QUOTED TEXT:
————

One week remains until the Carolina Hurricanes get back into action with an exhibition match against the Washington Capitals on July 29. Three days following that, the puck will drop for Game 1 of the best-of-five playoff qualifier between the Hurricanes and New York Rangers.
Four months with no hockey has left the 2019-20 season blurry, so what better way to get prepped for the upcoming whirlwind of playoff hockey than to recap the Hurricanes’ season and all its greatest moments?
Hurricanes Leap to a Hot Start
Fresh off their inspiring run to the Eastern Conference Final in 2018-19, the Hurricanes blasted out of the gate in a similar fashion, winning the first five games of 2019-20, and quickly positioning themselves atop league standings.
Andrei Svechnikov (eight points) and Dougie Hamilton (seven points) in particular were massive standouts, leading the team in scoring during that 5-0-0 start. It was only the beginning of what would turn into stellar seasons for both of them.
Svechnikov Takes Flight
The Hurricanes announced Wednesday that Svechnikov’s teammates had honored him with the Steve Chiasson Award — an award given annually to the Hurricane who “best exemplifies determination and dedication while proving to be an inspiration to his teammates through his performance and approach to the game.”

————

INFORMATION GIVEN:
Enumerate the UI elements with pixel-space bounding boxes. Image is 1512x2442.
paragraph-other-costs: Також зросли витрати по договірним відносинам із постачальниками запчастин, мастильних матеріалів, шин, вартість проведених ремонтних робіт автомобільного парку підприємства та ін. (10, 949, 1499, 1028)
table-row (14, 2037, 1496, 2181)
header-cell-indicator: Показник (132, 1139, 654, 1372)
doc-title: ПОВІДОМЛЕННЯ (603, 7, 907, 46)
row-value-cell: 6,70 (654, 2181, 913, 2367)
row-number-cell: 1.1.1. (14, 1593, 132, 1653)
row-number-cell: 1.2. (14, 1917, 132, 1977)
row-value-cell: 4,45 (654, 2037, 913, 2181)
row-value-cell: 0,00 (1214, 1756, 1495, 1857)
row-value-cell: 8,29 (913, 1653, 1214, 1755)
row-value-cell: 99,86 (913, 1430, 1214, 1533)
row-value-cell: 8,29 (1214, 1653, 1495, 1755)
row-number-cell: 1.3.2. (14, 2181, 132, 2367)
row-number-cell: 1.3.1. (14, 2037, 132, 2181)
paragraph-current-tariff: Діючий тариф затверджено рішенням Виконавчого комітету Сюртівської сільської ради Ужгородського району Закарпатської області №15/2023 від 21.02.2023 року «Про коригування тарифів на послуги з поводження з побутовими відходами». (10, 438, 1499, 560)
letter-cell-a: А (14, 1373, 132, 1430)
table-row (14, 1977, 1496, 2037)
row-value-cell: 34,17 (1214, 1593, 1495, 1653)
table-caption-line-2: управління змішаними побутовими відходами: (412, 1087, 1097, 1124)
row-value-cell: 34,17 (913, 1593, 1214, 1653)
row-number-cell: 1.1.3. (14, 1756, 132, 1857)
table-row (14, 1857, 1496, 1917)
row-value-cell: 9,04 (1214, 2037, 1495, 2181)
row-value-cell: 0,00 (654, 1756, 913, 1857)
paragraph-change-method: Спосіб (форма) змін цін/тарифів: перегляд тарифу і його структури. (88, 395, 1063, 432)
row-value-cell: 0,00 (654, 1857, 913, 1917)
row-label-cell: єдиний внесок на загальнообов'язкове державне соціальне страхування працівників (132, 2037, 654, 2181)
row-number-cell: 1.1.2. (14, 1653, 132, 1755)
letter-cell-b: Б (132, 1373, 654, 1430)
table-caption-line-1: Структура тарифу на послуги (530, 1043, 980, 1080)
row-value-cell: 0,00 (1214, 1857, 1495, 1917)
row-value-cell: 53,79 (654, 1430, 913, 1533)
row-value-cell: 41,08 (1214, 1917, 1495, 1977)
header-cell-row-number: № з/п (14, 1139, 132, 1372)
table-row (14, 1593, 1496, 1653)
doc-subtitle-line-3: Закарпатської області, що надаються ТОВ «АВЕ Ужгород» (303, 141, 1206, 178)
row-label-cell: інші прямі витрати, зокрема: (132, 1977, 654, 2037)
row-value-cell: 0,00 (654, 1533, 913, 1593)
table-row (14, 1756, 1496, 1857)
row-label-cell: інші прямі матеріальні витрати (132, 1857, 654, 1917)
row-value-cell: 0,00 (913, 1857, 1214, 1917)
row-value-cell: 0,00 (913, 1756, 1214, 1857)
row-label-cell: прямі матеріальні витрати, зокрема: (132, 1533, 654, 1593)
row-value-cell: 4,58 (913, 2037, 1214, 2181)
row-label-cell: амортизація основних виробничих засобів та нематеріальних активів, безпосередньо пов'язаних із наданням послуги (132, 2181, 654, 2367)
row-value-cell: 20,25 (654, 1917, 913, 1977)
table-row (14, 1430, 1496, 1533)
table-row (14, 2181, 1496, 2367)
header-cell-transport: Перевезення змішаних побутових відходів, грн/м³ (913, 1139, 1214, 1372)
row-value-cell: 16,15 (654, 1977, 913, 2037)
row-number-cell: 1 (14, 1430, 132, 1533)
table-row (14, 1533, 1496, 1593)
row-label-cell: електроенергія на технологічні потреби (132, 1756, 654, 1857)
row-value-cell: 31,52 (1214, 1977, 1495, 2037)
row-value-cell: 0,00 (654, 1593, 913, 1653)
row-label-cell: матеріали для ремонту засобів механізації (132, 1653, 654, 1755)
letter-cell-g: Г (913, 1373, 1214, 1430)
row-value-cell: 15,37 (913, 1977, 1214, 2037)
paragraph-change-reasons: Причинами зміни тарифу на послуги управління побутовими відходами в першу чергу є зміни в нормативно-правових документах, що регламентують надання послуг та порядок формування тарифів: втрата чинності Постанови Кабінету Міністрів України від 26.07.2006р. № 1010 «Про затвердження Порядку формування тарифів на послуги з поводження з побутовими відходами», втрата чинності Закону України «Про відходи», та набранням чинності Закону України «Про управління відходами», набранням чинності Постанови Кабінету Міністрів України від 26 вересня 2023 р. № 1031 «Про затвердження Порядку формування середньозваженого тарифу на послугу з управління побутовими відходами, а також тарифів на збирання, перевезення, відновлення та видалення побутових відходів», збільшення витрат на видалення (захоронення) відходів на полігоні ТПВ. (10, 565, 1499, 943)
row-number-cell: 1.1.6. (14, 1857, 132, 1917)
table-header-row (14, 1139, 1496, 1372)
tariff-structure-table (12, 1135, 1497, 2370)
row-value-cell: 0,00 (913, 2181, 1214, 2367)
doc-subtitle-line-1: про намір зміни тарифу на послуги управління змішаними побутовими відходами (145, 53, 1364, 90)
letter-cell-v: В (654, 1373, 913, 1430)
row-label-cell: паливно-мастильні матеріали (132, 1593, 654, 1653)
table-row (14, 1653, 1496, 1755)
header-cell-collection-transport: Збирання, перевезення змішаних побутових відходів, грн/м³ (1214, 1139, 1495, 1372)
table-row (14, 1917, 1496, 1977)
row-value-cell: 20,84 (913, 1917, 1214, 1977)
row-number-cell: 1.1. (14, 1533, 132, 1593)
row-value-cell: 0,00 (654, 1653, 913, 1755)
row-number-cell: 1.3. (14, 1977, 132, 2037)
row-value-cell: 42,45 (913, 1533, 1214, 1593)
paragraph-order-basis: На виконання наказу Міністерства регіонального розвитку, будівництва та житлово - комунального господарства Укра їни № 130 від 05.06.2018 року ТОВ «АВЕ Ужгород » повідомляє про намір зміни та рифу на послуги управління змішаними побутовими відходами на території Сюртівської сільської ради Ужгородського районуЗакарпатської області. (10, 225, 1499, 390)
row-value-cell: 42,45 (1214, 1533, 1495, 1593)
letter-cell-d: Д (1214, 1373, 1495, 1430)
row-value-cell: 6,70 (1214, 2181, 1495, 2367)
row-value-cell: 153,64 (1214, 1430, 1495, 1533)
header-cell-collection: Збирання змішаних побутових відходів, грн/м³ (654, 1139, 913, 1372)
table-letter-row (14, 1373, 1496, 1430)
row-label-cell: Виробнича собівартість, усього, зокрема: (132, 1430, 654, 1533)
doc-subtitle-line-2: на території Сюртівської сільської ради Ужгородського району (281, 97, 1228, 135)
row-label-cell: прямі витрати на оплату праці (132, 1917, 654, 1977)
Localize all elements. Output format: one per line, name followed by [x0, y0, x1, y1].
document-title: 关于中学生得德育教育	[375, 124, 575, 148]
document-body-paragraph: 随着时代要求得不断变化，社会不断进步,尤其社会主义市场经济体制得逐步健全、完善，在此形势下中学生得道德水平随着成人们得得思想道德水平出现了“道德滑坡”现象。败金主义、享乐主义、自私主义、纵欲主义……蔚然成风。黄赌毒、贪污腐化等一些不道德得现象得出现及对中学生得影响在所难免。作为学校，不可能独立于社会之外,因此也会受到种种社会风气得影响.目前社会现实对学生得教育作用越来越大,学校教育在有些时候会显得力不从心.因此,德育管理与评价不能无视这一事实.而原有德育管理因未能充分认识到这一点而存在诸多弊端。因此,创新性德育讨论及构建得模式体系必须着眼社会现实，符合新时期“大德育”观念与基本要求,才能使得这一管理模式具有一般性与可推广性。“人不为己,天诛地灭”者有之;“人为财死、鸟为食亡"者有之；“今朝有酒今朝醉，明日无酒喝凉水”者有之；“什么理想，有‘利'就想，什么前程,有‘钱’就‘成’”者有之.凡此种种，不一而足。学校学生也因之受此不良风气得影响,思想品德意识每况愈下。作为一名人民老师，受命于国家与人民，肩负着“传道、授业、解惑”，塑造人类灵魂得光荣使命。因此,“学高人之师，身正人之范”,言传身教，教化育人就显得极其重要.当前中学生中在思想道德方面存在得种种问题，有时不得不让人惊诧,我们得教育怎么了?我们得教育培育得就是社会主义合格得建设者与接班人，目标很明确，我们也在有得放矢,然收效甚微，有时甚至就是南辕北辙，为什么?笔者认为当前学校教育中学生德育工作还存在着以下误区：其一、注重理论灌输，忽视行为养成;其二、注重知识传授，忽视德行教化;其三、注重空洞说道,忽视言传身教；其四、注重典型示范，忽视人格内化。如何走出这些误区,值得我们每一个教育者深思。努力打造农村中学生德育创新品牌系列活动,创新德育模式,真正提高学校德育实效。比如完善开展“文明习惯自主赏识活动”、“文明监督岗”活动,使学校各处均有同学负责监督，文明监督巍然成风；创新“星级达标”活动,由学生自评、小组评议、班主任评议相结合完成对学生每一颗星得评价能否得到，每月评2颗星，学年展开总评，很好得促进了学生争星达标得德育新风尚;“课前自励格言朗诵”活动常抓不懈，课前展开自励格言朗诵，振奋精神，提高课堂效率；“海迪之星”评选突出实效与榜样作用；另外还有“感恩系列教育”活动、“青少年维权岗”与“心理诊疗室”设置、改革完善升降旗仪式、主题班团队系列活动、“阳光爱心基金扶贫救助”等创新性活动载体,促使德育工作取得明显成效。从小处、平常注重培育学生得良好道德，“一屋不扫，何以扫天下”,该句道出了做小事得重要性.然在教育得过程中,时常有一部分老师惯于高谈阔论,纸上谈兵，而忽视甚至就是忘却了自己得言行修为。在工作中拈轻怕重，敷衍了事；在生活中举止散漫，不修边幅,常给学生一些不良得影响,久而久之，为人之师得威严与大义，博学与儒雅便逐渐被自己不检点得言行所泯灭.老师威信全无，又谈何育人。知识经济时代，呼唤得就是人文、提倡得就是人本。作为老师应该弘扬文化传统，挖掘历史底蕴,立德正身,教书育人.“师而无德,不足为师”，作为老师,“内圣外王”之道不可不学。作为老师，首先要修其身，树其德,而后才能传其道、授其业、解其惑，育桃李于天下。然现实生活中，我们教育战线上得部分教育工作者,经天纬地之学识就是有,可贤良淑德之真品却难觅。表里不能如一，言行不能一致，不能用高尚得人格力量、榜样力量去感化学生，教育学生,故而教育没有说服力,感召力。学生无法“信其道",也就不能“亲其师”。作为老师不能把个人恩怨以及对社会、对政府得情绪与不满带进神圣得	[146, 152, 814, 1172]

————

PARTS OF THE EXERCISE:
1. Answer these questions about the Hurricanes recap:
(a) Which team do the Hurricanes face in the exhibition match on July 29?
(b) How many games did the Hurricanes win to open the 2019-20 season?
(c) What award did Svechnikov's teammates honor him with?
2. Write out the Hurricanes recap word for word, everything from "Hurricanes Leap to" down to "both of them.".

SOLUTIONS TO THE EXERCISE:
1.
(a) The Washington Capitals.
(b) They won the first five games.
(c) The Steve Chiasson Award.

2.
Hurricanes Leap to a Hot Start
Fresh off their inspiring run to the Eastern Conference Final in 2018-19, the Hurricanes blasted out of the gate in a similar fashion, winning the first five games of 2019-20, and quickly positioning themselves atop league standings.
Andrei Svechnikov (eight points) and Dougie Hamilton (seven points) in particular were massive standouts, leading the team in scoring during that 5-0-0 start. It was only the beginning of what would turn into stellar seasons for both of them.